Narrow the data below down to the lines containing "name".
# START OF Excerpted records
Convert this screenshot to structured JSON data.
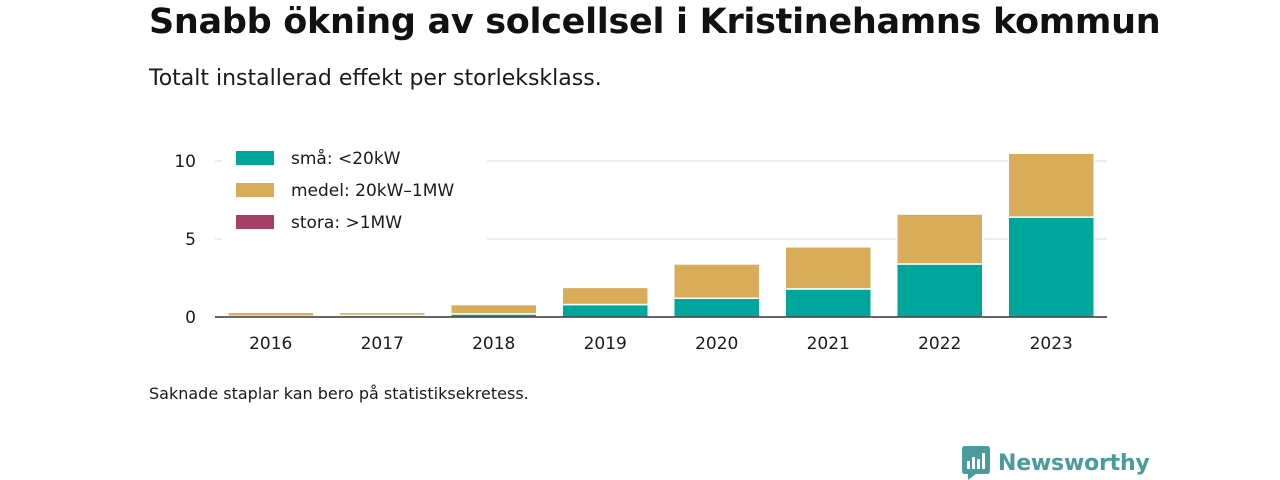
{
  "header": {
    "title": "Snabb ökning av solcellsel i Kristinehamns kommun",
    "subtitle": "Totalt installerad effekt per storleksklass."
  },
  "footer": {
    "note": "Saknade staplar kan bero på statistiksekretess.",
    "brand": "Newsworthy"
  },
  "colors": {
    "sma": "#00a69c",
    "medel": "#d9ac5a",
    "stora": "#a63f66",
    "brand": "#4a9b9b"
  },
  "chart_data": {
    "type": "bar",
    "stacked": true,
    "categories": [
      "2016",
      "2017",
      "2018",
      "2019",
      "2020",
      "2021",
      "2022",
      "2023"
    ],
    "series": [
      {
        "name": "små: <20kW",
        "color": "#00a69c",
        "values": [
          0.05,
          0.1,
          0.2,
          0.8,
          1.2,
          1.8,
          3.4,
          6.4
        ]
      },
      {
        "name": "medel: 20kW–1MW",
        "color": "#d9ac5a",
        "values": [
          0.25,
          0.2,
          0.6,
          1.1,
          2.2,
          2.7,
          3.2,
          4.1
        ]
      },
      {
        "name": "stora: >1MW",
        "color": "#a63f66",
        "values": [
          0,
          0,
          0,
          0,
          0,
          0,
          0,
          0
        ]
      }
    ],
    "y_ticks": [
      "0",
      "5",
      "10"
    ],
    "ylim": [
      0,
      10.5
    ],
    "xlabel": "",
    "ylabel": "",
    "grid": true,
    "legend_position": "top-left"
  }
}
# END OF Excerpted records
# START OF Excerpted records
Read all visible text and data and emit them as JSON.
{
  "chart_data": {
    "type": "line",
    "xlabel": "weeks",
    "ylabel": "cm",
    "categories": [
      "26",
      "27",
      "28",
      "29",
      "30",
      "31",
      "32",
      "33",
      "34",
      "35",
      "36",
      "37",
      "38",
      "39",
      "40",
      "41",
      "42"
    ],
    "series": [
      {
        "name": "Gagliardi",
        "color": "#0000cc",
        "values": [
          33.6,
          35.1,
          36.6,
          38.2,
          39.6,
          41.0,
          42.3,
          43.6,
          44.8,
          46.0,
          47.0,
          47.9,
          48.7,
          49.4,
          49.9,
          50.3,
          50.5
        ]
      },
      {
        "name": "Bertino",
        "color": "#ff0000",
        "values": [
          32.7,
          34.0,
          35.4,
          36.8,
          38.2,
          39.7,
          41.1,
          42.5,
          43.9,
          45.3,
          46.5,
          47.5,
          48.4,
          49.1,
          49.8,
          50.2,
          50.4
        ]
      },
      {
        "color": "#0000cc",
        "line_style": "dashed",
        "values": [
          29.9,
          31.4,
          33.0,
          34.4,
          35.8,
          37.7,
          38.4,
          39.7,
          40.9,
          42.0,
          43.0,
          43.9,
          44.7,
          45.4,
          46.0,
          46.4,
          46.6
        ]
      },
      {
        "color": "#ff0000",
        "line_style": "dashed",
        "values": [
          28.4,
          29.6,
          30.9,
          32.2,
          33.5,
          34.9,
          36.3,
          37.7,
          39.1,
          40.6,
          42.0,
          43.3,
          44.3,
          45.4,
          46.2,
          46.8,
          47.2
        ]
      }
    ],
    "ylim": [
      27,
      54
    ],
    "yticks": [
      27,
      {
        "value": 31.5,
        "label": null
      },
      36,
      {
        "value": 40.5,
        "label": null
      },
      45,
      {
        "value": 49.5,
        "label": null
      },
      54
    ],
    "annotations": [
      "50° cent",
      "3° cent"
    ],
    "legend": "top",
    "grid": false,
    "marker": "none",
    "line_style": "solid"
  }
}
# END OF Excerpted records
# START OF Excerpted records
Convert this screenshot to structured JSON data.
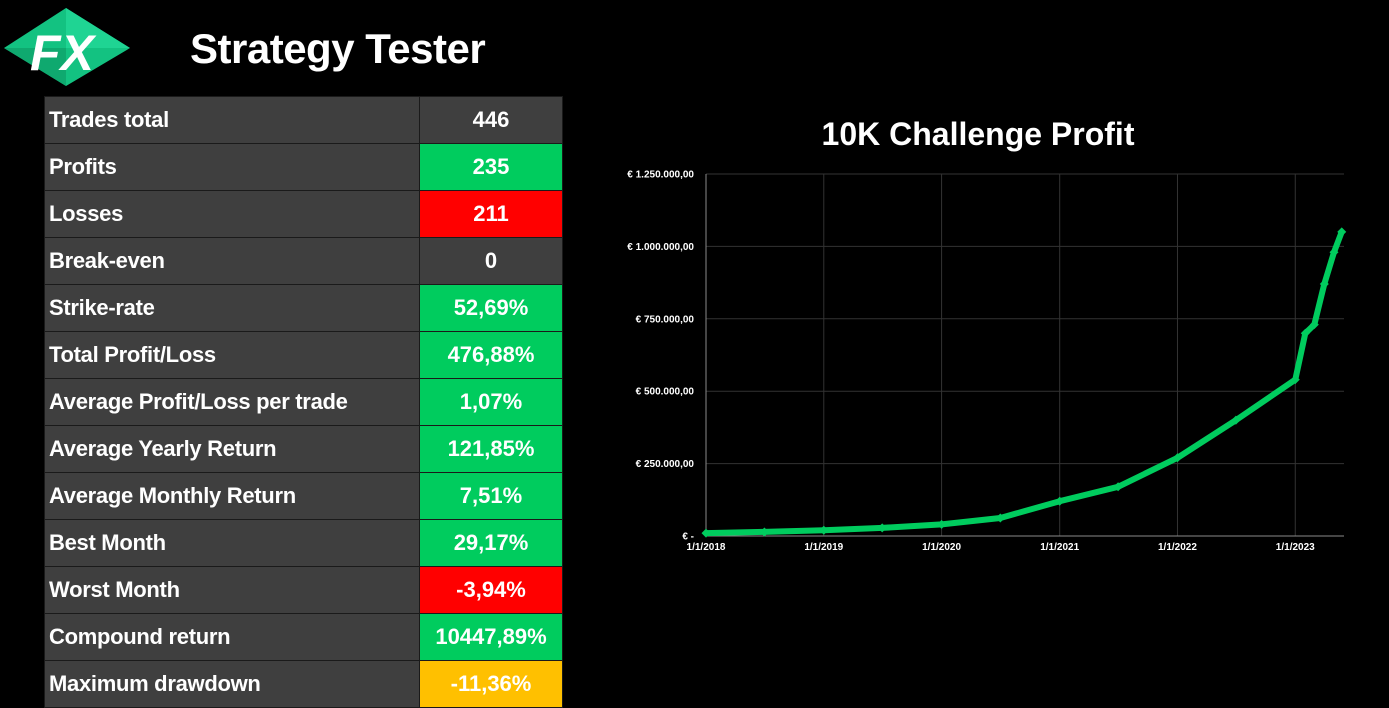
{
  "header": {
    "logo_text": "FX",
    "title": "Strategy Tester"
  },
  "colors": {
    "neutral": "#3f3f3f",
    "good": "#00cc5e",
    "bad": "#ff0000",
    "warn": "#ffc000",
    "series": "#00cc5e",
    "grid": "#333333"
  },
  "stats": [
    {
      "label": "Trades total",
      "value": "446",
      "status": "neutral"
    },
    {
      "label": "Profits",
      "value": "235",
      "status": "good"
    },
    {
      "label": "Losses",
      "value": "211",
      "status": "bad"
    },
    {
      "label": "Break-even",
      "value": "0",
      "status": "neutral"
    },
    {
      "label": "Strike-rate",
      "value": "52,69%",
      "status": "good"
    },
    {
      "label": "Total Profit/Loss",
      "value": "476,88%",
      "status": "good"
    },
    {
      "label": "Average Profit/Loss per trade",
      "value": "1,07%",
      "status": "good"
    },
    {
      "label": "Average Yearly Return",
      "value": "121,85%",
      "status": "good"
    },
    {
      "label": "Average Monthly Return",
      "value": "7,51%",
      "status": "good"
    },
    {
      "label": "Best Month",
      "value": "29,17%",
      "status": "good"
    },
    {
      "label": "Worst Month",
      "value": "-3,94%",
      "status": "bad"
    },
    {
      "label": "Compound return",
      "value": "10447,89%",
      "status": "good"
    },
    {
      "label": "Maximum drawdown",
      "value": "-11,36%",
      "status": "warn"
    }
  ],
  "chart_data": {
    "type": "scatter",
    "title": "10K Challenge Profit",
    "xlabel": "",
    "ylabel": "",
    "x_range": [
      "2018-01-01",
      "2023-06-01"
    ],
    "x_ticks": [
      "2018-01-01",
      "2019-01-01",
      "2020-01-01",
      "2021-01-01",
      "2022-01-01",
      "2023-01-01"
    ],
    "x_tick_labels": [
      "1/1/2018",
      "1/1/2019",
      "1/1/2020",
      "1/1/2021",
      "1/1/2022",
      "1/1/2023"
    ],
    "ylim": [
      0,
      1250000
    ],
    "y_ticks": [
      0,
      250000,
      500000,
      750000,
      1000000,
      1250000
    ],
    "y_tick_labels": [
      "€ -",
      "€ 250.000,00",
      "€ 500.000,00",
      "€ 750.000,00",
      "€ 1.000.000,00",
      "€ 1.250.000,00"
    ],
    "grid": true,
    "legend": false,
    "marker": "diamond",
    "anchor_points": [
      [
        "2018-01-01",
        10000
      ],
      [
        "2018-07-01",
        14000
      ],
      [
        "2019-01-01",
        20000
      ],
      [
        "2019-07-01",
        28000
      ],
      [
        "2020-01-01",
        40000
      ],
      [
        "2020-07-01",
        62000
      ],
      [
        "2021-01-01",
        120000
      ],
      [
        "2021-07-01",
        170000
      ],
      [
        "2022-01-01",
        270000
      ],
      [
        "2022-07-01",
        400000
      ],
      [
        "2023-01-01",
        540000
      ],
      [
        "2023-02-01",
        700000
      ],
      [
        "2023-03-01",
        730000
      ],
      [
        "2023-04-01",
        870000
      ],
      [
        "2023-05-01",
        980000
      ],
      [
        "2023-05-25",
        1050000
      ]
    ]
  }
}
# END OF Excerpted records
**Output of the task**
        "name": "små: <20kW",
        "name": "medel: 20kW–1MW",
        "name": "stora: >1MW",
        "name": "Gagliardi",
        "name": "Bertino",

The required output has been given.